| EXERCISE |
Keep the pictures out of the copy and repeat the records exactly.

| INPUT RECORDS |
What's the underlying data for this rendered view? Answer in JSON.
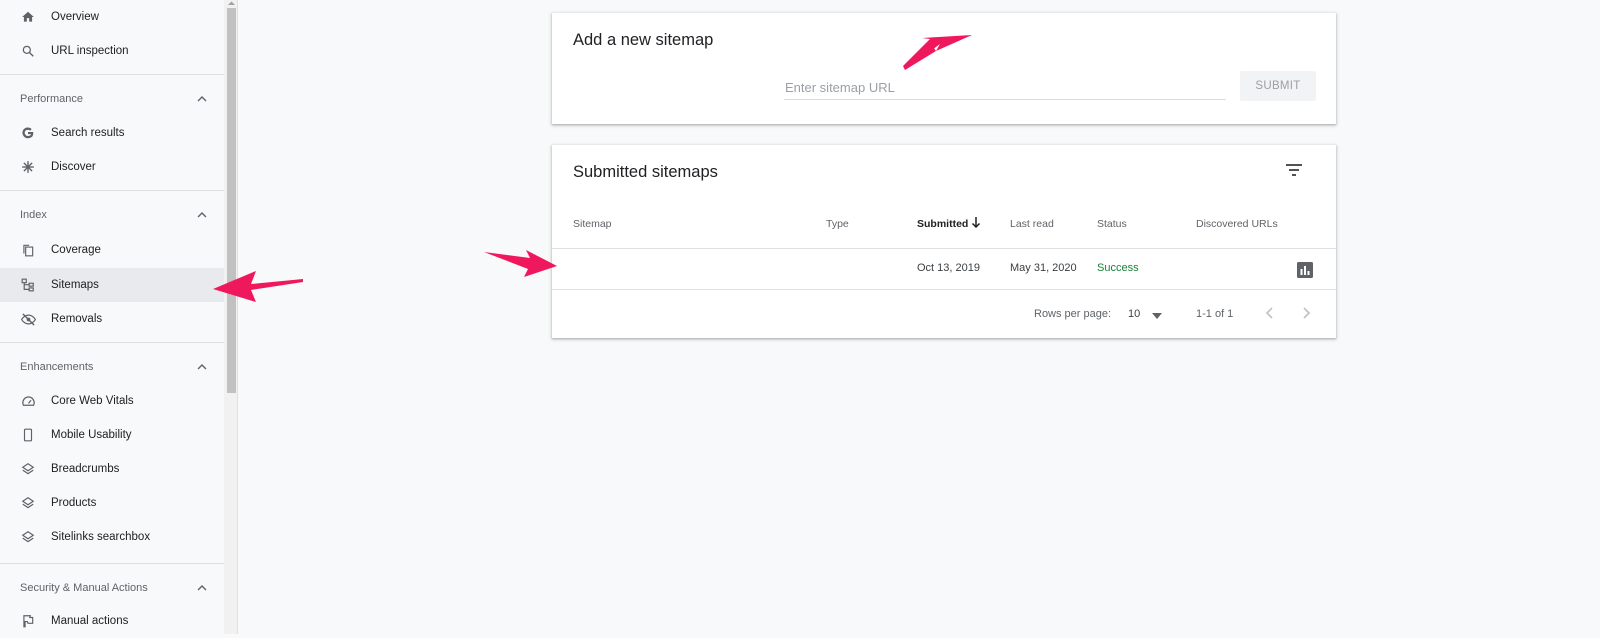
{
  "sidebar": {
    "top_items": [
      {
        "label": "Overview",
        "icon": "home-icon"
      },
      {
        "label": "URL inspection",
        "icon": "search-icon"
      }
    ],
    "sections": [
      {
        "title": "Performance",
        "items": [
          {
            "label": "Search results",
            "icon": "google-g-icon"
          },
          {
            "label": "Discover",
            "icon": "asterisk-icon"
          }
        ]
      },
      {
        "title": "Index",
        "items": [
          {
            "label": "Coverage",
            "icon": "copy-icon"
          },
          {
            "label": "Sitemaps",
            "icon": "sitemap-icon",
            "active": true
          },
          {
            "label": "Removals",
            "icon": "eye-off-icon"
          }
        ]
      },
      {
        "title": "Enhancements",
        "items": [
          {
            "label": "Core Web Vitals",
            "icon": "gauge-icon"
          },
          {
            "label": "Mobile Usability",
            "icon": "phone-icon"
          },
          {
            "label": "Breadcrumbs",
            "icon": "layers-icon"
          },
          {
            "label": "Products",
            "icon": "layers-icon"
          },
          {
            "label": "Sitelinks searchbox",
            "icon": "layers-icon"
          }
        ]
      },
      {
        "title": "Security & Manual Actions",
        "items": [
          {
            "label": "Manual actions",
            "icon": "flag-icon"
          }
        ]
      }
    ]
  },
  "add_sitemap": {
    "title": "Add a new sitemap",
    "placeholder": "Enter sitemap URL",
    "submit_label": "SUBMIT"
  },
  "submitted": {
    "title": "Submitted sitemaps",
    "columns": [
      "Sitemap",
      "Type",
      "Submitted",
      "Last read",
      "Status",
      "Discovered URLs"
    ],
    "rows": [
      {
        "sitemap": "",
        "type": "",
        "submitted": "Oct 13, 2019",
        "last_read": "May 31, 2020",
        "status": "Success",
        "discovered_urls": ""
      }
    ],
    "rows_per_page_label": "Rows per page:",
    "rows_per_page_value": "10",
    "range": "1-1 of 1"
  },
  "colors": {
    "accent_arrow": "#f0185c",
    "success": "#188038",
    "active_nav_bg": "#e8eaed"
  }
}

| ANSWER FOR THIS EXERCISE |
What's the underlying data for this rendered view? Answer in JSON.
{
  "sidebar": {
    "top_items": [
      {
        "label": "Overview",
        "icon": "home-icon"
      },
      {
        "label": "URL inspection",
        "icon": "search-icon"
      }
    ],
    "sections": [
      {
        "title": "Performance",
        "items": [
          {
            "label": "Search results",
            "icon": "google-g-icon"
          },
          {
            "label": "Discover",
            "icon": "asterisk-icon"
          }
        ]
      },
      {
        "title": "Index",
        "items": [
          {
            "label": "Coverage",
            "icon": "copy-icon"
          },
          {
            "label": "Sitemaps",
            "icon": "sitemap-icon",
            "active": true
          },
          {
            "label": "Removals",
            "icon": "eye-off-icon"
          }
        ]
      },
      {
        "title": "Enhancements",
        "items": [
          {
            "label": "Core Web Vitals",
            "icon": "gauge-icon"
          },
          {
            "label": "Mobile Usability",
            "icon": "phone-icon"
          },
          {
            "label": "Breadcrumbs",
            "icon": "layers-icon"
          },
          {
            "label": "Products",
            "icon": "layers-icon"
          },
          {
            "label": "Sitelinks searchbox",
            "icon": "layers-icon"
          }
        ]
      },
      {
        "title": "Security & Manual Actions",
        "items": [
          {
            "label": "Manual actions",
            "icon": "flag-icon"
          }
        ]
      }
    ]
  },
  "add_sitemap": {
    "title": "Add a new sitemap",
    "placeholder": "Enter sitemap URL",
    "submit_label": "SUBMIT"
  },
  "submitted": {
    "title": "Submitted sitemaps",
    "columns": [
      "Sitemap",
      "Type",
      "Submitted",
      "Last read",
      "Status",
      "Discovered URLs"
    ],
    "rows": [
      {
        "sitemap": "",
        "type": "",
        "submitted": "Oct 13, 2019",
        "last_read": "May 31, 2020",
        "status": "Success",
        "discovered_urls": ""
      }
    ],
    "rows_per_page_label": "Rows per page:",
    "rows_per_page_value": "10",
    "range": "1-1 of 1"
  },
  "colors": {
    "accent_arrow": "#f0185c",
    "success": "#188038",
    "active_nav_bg": "#e8eaed"
  }
}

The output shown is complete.